## Task
From the entries provided below, copy each line that contains the word "object".

:: Given data ::

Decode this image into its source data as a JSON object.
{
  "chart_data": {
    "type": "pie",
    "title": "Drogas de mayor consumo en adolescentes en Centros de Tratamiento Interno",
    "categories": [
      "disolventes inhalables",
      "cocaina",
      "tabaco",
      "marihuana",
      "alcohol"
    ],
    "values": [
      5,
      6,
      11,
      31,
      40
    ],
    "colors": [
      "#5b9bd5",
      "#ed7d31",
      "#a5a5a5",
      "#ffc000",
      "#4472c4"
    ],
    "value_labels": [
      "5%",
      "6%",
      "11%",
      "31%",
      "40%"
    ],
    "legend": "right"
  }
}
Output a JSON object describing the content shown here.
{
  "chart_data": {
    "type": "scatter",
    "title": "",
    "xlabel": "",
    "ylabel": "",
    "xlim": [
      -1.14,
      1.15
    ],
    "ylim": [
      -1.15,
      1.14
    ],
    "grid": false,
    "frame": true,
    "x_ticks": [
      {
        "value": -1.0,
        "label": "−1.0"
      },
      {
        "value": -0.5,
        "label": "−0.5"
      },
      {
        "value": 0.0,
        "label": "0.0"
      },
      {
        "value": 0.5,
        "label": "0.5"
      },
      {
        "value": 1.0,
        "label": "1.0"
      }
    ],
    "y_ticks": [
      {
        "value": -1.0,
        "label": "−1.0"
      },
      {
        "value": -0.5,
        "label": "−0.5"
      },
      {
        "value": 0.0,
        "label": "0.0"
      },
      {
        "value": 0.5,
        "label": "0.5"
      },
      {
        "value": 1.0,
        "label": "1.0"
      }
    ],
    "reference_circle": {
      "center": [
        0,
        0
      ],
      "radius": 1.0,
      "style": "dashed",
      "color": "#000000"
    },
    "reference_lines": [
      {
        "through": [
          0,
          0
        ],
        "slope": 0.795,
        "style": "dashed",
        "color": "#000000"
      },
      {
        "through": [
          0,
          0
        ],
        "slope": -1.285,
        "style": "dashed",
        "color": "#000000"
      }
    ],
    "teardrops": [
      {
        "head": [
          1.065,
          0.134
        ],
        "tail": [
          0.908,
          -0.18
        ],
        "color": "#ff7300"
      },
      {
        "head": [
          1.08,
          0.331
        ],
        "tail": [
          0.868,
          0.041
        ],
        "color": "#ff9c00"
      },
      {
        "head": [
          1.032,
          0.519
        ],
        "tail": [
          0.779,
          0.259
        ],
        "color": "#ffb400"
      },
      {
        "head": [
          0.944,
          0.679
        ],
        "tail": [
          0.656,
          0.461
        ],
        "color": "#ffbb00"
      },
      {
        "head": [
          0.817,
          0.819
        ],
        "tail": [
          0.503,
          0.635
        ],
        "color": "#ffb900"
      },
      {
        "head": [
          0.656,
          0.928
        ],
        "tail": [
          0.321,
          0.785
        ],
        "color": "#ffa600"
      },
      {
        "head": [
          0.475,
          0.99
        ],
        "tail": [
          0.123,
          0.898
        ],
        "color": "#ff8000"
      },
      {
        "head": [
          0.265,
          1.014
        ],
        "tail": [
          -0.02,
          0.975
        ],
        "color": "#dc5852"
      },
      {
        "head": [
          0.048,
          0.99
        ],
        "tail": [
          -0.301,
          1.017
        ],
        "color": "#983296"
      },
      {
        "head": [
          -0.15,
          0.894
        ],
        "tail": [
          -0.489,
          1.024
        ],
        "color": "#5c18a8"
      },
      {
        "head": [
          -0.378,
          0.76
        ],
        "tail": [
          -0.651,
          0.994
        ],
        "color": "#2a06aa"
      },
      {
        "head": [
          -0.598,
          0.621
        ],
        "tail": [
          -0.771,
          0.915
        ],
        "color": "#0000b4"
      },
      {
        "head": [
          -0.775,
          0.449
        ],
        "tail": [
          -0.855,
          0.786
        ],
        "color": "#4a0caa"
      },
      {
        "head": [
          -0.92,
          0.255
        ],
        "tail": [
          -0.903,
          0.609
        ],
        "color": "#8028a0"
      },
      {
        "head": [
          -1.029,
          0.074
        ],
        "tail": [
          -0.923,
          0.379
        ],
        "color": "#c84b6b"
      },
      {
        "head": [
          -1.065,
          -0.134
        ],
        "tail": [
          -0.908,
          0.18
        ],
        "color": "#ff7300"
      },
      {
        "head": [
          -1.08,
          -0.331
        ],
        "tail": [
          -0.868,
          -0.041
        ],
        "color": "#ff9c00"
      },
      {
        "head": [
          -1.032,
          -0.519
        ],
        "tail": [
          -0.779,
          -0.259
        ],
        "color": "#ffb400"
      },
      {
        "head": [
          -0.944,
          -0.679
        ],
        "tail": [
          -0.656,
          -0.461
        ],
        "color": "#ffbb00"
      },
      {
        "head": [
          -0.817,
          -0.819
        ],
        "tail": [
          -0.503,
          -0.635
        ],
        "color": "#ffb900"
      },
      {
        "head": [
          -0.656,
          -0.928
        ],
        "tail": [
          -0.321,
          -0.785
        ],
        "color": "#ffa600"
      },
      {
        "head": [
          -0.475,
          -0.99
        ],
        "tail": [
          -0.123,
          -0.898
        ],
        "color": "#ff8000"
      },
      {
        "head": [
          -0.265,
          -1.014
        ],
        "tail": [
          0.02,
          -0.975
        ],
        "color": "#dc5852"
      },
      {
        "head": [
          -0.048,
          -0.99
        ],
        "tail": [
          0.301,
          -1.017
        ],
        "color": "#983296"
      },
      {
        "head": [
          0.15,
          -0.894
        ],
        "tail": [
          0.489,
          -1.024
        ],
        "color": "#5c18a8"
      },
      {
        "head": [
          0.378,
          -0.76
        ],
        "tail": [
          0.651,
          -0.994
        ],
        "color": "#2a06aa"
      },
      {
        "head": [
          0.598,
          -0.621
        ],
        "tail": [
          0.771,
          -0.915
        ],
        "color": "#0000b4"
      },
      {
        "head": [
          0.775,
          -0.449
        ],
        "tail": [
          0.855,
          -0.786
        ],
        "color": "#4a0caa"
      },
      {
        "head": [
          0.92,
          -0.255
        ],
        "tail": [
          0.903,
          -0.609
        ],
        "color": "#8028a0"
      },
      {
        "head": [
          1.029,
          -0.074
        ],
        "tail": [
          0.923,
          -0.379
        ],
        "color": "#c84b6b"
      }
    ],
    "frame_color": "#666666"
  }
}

:::

## Task answer
Decode this image into its source data as a JSON object.
Output a JSON object describing the content shown here.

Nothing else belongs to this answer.